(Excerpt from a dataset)
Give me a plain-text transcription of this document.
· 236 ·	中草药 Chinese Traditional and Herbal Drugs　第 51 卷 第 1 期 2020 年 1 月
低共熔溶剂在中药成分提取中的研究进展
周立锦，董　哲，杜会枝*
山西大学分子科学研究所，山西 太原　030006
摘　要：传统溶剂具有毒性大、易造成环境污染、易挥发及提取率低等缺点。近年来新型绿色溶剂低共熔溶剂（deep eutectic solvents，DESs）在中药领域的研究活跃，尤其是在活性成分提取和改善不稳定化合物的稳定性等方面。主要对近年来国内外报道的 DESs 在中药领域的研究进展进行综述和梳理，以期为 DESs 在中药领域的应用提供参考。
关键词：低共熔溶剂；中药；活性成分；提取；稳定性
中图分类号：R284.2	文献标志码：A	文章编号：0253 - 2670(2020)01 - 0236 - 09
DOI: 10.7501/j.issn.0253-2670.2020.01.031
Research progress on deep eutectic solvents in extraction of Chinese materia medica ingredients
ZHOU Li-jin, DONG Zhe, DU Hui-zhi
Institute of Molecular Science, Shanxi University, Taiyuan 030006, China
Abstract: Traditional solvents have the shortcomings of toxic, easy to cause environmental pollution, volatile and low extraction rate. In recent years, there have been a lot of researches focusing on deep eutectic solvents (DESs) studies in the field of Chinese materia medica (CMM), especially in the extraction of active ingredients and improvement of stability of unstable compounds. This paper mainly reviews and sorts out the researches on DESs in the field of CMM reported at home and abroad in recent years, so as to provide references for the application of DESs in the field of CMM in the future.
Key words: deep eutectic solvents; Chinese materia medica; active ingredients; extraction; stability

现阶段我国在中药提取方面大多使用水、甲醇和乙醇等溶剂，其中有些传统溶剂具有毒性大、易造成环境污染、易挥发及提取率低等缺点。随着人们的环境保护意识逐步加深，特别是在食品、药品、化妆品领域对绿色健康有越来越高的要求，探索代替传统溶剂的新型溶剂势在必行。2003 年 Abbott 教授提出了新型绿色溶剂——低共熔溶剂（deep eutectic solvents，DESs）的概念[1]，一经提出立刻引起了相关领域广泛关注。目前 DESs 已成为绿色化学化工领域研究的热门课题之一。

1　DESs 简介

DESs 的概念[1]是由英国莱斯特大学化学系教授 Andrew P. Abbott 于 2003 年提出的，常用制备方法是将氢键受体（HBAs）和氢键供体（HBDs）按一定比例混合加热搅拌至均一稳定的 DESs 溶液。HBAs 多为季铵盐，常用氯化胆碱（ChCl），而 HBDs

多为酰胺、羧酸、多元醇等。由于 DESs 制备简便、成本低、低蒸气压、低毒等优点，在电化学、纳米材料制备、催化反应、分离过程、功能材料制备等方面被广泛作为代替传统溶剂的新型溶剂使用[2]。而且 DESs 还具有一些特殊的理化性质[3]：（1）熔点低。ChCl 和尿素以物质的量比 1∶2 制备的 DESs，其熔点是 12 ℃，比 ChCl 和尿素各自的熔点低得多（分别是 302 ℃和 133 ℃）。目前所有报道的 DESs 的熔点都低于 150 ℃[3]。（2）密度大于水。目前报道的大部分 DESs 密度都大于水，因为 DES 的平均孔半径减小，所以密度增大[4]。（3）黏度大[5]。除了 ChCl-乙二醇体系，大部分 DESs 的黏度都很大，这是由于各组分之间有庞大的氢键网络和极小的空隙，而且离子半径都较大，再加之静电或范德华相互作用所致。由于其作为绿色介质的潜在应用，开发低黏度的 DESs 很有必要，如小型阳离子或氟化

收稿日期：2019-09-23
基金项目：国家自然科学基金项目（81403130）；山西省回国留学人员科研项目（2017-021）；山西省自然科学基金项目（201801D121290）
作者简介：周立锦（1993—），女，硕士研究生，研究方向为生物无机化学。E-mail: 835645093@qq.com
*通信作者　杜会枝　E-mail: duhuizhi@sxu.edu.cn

*Objective*. Copy every record exactly, with nothing added or dropped.

*Written answer*.
Give me a plain-text transcription of this document.
· 236 ·	中草药 Chinese Traditional and Herbal Drugs　第 51 卷 第 1 期 2020 年 1 月
低共熔溶剂在中药成分提取中的研究进展
周立锦，董　哲，杜会枝*
山西大学分子科学研究所，山西 太原　030006
摘　要：传统溶剂具有毒性大、易造成环境污染、易挥发及提取率低等缺点。近年来新型绿色溶剂低共熔溶剂（deep eutectic solvents，DESs）在中药领域的研究活跃，尤其是在活性成分提取和改善不稳定化合物的稳定性等方面。主要对近年来国内外报道的 DESs 在中药领域的研究进展进行综述和梳理，以期为 DESs 在中药领域的应用提供参考。
关键词：低共熔溶剂；中药；活性成分；提取；稳定性
中图分类号：R284.2	文献标志码：A	文章编号：0253 - 2670(2020)01 - 0236 - 09
DOI: 10.7501/j.issn.0253-2670.2020.01.031
Research progress on deep eutectic solvents in extraction of Chinese materia medica ingredients
ZHOU Li-jin, DONG Zhe, DU Hui-zhi
Institute of Molecular Science, Shanxi University, Taiyuan 030006, China
Abstract: Traditional solvents have the shortcomings of toxic, easy to cause environmental pollution, volatile and low extraction rate. In recent years, there have been a lot of researches focusing on deep eutectic solvents (DESs) studies in the field of Chinese materia medica (CMM), especially in the extraction of active ingredients and improvement of stability of unstable compounds. This paper mainly reviews and sorts out the researches on DESs in the field of CMM reported at home and abroad in recent years, so as to provide references for the application of DESs in the field of CMM in the future.
Key words: deep eutectic solvents; Chinese materia medica; active ingredients; extraction; stability

现阶段我国在中药提取方面大多使用水、甲醇和乙醇等溶剂，其中有些传统溶剂具有毒性大、易造成环境污染、易挥发及提取率低等缺点。随着人们的环境保护意识逐步加深，特别是在食品、药品、化妆品领域对绿色健康有越来越高的要求，探索代替传统溶剂的新型溶剂势在必行。2003 年 Abbott 教授提出了新型绿色溶剂——低共熔溶剂（deep eutectic solvents，DESs）的概念[1]，一经提出立刻引起了相关领域广泛关注。目前 DESs 已成为绿色化学化工领域研究的热门课题之一。

1　DESs 简介

DESs 的概念[1]是由英国莱斯特大学化学系教授 Andrew P. Abbott 于 2003 年提出的，常用制备方法是将氢键受体（HBAs）和氢键供体（HBDs）按一定比例混合加热搅拌至均一稳定的 DESs 溶液。HBAs 多为季铵盐，常用氯化胆碱（ChCl），而 HBDs

多为酰胺、羧酸、多元醇等。由于 DESs 制备简便、成本低、低蒸气压、低毒等优点，在电化学、纳米材料制备、催化反应、分离过程、功能材料制备等方面被广泛作为代替传统溶剂的新型溶剂使用[2]。而且 DESs 还具有一些特殊的理化性质[3]：（1）熔点低。ChCl 和尿素以物质的量比 1∶2 制备的 DESs，其熔点是 12 ℃，比 ChCl 和尿素各自的熔点低得多（分别是 302 ℃和 133 ℃）。目前所有报道的 DESs 的熔点都低于 150 ℃[3]。（2）密度大于水。目前报道的大部分 DESs 密度都大于水，因为 DES 的平均孔半径减小，所以密度增大[4]。（3）黏度大[5]。除了 ChCl-乙二醇体系，大部分 DESs 的黏度都很大，这是由于各组分之间有庞大的氢键网络和极小的空隙，而且离子半径都较大，再加之静电或范德华相互作用所致。由于其作为绿色介质的潜在应用，开发低黏度的 DESs 很有必要，如小型阳离子或氟化

收稿日期：2019-09-23
基金项目：国家自然科学基金项目（81403130）；山西省回国留学人员科研项目（2017-021）；山西省自然科学基金项目（201801D121290）
作者简介：周立锦（1993—），女，硕士研究生，研究方向为生物无机化学。E-mail: 835645093@qq.com
*通信作者　杜会枝　E-mail: duhuizhi@sxu.edu.cn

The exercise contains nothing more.